ACTIVITY:
If a line in the listing below includes the string "investeringar", pull it out.

LISTED ENTRIES:
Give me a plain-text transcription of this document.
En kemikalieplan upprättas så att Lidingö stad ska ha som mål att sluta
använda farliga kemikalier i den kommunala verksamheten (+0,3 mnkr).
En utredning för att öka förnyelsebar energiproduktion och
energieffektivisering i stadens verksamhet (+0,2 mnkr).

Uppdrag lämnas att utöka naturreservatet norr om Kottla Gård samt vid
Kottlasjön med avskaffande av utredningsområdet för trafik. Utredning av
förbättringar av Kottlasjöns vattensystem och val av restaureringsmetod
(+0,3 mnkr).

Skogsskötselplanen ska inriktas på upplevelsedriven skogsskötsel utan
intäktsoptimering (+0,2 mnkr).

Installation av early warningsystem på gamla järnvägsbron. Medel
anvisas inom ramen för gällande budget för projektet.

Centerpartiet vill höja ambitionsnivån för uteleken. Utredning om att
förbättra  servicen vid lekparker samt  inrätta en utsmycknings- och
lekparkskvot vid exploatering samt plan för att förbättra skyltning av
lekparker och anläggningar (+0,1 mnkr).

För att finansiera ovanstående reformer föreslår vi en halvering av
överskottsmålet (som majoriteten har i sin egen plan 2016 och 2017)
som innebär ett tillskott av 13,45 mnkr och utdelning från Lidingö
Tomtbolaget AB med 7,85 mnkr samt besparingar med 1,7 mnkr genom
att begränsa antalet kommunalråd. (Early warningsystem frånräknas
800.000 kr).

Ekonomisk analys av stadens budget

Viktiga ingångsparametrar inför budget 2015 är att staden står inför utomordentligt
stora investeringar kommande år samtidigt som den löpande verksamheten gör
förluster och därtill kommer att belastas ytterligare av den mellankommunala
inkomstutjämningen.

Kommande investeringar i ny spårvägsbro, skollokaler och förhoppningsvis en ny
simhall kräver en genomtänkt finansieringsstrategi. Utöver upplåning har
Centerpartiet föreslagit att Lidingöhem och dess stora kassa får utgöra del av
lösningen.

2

SOLUTION FOR THIS TASK:
stora investeringar kommande år samtidigt som den löpande verksamheten gör
Kommande investeringar i ny spårvägsbro, skollokaler och förhoppningsvis en ny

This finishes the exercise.